>> Start

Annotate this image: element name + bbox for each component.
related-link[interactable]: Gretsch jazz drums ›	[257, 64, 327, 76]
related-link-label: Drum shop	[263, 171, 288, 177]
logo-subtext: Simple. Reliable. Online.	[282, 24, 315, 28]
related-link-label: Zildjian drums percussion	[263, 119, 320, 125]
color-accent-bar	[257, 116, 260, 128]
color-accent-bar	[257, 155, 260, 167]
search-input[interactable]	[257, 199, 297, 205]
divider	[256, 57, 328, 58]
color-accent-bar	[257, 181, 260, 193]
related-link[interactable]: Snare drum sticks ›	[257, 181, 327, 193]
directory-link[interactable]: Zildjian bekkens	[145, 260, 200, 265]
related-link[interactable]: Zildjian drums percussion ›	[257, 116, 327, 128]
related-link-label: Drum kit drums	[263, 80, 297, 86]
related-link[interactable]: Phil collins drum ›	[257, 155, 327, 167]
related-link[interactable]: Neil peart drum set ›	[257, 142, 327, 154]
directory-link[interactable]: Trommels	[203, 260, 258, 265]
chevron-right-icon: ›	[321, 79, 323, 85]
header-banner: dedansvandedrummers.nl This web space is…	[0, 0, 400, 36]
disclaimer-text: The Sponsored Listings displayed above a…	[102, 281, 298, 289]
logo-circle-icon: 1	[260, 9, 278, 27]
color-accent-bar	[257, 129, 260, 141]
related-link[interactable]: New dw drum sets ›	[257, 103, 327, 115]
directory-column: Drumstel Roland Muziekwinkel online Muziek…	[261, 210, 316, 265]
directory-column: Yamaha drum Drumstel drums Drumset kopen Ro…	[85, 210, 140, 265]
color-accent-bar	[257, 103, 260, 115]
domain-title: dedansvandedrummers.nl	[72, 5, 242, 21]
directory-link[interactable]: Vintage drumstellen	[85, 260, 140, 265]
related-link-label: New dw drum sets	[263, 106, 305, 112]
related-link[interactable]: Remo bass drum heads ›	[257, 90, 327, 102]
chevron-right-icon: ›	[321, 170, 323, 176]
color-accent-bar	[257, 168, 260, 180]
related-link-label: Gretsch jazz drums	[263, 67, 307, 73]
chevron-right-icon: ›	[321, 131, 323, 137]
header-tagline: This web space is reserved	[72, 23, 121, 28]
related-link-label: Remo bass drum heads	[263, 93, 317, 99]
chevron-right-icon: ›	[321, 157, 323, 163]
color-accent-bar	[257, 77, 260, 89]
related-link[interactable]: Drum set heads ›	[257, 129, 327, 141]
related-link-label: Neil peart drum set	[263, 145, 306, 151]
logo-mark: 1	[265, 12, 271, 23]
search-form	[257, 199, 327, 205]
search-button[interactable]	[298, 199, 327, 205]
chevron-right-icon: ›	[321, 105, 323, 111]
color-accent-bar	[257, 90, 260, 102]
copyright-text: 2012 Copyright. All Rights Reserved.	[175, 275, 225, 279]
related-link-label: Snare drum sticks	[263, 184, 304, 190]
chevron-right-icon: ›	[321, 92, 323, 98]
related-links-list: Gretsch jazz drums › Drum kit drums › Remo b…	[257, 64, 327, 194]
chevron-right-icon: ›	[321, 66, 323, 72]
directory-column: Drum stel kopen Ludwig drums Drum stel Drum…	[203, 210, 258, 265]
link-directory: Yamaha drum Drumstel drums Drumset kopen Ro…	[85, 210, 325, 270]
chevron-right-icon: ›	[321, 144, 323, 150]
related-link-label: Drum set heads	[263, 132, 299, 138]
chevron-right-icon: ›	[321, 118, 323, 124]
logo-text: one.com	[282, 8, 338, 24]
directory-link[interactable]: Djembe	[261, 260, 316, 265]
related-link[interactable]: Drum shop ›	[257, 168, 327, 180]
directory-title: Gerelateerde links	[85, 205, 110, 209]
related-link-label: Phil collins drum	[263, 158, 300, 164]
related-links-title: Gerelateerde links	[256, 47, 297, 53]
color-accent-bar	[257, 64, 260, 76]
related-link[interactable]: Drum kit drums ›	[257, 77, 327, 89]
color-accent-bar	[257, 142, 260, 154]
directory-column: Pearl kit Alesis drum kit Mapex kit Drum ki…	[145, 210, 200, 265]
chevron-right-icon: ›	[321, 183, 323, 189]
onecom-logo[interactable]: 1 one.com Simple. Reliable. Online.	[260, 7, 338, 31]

>> End

§ **DIRECTIVE**
Reproduce the lines of the listing as a Markdown table with the columns "Row" and "Entry", from the start of the listing up to and including the line containing "116, 260, 128]". Number each row in "Row", put the line itself in "Entry", and leave out any blank lines.

§ **RESULT**
| Row | Entry |
|---|---|
| 1 | Annotate this image: element name + bbox for each component. |
| 2 | related-link[interactable]: Gretsch jazz drums ›	[257, 64, 327, 76] |
| 3 | related-link-label: Drum shop	[263, 171, 288, 177] |
| 4 | logo-subtext: Simple. Reliable. Online.	[282, 24, 315, 28] |
| 5 | related-link-label: Zildjian drums percussion	[263, 119, 320, 125] |
| 6 | color-accent-bar	[257, 116, 260, 128] |